• [What you will do]
The required output is the exact sequence of lines from the line holding "Read all visible content and emit it as JSON." to the end of the records, inclusive.

• [Records supplied]
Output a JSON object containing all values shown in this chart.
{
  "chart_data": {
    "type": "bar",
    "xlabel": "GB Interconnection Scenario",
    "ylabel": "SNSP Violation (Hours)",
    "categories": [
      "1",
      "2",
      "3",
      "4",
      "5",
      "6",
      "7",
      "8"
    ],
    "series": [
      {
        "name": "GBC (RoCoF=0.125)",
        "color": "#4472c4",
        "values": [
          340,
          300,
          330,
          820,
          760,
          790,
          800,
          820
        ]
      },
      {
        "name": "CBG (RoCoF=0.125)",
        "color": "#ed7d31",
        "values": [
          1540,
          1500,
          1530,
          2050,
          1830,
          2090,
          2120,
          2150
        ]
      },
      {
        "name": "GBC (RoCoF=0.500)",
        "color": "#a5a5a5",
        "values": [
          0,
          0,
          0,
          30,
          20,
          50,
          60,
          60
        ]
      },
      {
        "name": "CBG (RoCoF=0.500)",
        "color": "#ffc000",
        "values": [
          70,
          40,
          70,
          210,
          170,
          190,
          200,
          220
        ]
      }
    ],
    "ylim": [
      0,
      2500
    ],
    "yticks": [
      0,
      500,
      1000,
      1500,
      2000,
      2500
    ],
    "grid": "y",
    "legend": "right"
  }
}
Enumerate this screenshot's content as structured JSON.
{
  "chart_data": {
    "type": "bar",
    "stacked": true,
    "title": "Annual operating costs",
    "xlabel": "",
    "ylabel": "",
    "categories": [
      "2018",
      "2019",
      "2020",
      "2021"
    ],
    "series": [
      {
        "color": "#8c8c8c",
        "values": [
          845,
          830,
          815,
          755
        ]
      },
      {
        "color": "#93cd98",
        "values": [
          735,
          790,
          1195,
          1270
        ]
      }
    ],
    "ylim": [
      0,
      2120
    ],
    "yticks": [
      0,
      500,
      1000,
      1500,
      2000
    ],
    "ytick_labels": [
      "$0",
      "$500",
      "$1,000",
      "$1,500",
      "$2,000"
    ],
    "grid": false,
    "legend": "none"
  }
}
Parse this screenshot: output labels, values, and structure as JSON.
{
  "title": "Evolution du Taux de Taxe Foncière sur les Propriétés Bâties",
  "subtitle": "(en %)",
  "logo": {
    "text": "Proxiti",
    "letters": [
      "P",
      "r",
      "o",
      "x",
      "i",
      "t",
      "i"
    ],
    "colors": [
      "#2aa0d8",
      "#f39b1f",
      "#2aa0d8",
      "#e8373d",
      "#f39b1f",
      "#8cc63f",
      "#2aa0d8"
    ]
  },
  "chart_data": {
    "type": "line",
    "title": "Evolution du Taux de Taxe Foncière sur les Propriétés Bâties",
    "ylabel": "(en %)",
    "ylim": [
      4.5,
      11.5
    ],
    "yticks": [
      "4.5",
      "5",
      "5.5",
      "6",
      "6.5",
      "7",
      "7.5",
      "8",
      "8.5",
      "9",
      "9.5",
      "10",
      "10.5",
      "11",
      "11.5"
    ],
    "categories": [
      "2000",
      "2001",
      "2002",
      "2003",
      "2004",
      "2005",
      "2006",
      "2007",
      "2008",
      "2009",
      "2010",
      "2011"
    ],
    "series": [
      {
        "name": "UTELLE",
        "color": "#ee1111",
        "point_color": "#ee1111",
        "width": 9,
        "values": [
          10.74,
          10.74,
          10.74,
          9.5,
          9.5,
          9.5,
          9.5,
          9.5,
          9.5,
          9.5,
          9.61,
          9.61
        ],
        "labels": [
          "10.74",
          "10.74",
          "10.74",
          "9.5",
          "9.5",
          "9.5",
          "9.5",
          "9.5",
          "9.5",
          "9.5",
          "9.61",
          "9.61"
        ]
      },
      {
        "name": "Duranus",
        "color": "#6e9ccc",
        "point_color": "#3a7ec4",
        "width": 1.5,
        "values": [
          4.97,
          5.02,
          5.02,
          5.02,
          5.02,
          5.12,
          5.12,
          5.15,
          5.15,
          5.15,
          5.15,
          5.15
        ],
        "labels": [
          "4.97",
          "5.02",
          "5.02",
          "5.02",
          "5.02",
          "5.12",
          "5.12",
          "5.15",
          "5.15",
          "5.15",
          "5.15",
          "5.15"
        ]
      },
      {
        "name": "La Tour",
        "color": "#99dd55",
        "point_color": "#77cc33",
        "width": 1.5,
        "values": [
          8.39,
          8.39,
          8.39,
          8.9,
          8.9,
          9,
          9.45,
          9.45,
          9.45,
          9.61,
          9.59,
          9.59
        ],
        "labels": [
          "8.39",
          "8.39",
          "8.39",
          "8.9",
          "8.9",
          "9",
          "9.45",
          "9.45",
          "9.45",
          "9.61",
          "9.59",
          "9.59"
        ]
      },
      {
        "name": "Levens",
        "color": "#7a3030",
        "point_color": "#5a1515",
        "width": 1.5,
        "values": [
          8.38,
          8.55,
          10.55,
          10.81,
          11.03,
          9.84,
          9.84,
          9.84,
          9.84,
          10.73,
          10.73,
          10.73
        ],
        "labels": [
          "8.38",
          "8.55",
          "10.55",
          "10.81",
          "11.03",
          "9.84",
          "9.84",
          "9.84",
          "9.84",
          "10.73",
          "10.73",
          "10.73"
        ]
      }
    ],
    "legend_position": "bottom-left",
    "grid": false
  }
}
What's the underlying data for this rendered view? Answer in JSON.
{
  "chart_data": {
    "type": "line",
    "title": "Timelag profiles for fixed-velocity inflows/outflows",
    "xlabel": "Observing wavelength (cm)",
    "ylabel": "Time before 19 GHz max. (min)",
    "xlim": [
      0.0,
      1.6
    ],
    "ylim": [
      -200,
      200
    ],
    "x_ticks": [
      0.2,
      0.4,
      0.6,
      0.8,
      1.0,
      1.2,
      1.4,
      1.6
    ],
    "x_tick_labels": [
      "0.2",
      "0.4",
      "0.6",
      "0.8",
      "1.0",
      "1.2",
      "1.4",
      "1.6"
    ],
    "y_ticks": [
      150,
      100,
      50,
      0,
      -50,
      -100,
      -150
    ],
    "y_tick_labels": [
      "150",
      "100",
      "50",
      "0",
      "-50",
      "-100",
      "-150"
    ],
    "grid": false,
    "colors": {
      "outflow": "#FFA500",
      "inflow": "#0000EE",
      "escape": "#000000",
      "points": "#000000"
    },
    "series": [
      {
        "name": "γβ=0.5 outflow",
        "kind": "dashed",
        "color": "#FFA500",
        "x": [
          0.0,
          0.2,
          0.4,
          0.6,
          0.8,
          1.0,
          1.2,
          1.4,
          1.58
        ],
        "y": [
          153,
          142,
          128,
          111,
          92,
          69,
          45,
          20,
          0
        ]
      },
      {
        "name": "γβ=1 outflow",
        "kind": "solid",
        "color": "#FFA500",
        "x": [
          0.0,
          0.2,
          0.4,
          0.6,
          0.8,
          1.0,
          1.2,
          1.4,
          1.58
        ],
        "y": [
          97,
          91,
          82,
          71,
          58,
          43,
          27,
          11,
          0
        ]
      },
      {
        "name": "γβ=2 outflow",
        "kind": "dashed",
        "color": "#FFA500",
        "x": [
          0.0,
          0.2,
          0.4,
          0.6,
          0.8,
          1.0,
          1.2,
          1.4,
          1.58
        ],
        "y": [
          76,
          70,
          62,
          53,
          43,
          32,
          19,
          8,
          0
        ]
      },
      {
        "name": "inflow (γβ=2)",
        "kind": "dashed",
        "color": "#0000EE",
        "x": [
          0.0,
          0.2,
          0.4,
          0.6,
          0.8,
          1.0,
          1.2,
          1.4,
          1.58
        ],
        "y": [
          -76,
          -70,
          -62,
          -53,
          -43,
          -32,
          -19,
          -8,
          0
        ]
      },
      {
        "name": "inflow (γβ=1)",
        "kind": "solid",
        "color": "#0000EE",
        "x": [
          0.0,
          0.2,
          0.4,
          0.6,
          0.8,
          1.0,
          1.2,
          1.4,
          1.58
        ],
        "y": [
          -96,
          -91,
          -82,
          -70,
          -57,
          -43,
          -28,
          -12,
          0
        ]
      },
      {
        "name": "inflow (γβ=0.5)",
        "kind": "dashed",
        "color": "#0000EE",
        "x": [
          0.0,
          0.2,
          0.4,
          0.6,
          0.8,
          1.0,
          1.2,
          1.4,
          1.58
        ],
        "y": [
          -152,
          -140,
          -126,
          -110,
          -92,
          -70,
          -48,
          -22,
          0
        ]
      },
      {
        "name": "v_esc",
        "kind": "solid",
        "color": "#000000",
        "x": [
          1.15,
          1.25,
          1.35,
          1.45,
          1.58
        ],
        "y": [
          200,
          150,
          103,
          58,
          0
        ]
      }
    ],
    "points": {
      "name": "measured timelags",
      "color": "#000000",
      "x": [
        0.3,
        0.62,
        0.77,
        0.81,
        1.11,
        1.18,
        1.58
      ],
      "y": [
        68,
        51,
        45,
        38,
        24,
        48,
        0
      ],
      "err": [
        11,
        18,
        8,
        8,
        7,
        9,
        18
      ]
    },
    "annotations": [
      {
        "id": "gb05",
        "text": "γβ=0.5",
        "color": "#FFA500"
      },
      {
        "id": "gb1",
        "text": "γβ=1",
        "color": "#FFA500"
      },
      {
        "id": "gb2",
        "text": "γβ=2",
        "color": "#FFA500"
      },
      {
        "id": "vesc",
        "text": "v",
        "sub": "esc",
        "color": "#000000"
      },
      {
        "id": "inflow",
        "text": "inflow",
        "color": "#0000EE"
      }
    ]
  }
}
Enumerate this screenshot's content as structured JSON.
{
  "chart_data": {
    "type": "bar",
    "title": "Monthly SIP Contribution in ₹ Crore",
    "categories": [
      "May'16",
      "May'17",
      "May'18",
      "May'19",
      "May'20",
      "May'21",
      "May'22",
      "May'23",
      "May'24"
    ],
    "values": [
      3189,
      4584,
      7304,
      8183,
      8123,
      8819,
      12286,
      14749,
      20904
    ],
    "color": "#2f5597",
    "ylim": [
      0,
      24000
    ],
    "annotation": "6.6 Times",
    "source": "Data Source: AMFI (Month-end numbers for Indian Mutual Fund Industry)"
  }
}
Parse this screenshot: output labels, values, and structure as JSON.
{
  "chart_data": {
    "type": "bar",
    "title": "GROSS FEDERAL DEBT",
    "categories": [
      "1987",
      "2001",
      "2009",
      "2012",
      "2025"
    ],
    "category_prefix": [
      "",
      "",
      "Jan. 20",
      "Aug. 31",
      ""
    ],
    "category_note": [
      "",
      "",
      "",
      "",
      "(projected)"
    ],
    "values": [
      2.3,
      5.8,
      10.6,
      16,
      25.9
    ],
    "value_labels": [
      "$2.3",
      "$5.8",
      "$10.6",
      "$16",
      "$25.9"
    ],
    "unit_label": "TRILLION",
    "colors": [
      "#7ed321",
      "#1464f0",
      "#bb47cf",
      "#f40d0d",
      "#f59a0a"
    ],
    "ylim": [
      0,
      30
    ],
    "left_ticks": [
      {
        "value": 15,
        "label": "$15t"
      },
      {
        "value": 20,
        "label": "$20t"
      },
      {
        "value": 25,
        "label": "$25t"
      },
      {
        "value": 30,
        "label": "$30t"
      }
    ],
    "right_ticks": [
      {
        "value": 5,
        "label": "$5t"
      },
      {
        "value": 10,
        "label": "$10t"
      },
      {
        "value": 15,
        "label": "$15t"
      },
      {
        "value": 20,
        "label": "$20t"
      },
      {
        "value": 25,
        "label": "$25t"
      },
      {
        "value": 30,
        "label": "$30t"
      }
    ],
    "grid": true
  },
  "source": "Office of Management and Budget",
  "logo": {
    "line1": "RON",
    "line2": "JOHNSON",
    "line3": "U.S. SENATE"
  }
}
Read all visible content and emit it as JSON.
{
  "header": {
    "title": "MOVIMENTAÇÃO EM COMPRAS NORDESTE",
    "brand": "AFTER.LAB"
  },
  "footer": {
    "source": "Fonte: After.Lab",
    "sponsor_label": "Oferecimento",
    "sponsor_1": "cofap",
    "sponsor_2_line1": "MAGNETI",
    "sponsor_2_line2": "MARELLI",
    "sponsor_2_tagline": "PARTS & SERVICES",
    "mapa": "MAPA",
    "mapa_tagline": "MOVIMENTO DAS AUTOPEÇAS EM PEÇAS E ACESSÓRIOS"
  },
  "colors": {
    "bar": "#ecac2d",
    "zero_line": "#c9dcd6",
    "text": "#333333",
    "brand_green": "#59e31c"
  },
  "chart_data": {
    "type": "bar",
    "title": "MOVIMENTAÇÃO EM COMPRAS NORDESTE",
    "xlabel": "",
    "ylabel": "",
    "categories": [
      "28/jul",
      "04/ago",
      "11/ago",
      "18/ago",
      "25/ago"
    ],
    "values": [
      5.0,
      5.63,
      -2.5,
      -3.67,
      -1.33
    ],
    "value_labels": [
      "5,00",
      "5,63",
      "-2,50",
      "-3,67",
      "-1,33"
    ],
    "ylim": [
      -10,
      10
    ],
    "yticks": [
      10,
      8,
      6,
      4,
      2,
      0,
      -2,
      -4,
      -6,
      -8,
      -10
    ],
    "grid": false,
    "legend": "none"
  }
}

• [Final answer]
Read all visible content and emit it as JSON.
{
  "header": {
    "title": "MOVIMENTAÇÃO EM COMPRAS NORDESTE",
    "brand": "AFTER.LAB"
  },
  "footer": {
    "source": "Fonte: After.Lab",
    "sponsor_label": "Oferecimento",
    "sponsor_1": "cofap",
    "sponsor_2_line1": "MAGNETI",
    "sponsor_2_line2": "MARELLI",
    "sponsor_2_tagline": "PARTS & SERVICES",
    "mapa": "MAPA",
    "mapa_tagline": "MOVIMENTO DAS AUTOPEÇAS EM PEÇAS E ACESSÓRIOS"
  },
  "colors": {
    "bar": "#ecac2d",
    "zero_line": "#c9dcd6",
    "text": "#333333",
    "brand_green": "#59e31c"
  },
  "chart_data": {
    "type": "bar",
    "title": "MOVIMENTAÇÃO EM COMPRAS NORDESTE",
    "xlabel": "",
    "ylabel": "",
    "categories": [
      "28/jul",
      "04/ago",
      "11/ago",
      "18/ago",
      "25/ago"
    ],
    "values": [
      5.0,
      5.63,
      -2.5,
      -3.67,
      -1.33
    ],
    "value_labels": [
      "5,00",
      "5,63",
      "-2,50",
      "-3,67",
      "-1,33"
    ],
    "ylim": [
      -10,
      10
    ],
    "yticks": [
      10,
      8,
      6,
      4,
      2,
      0,
      -2,
      -4,
      -6,
      -8,
      -10
    ],
    "grid": false,
    "legend": "none"
  }
}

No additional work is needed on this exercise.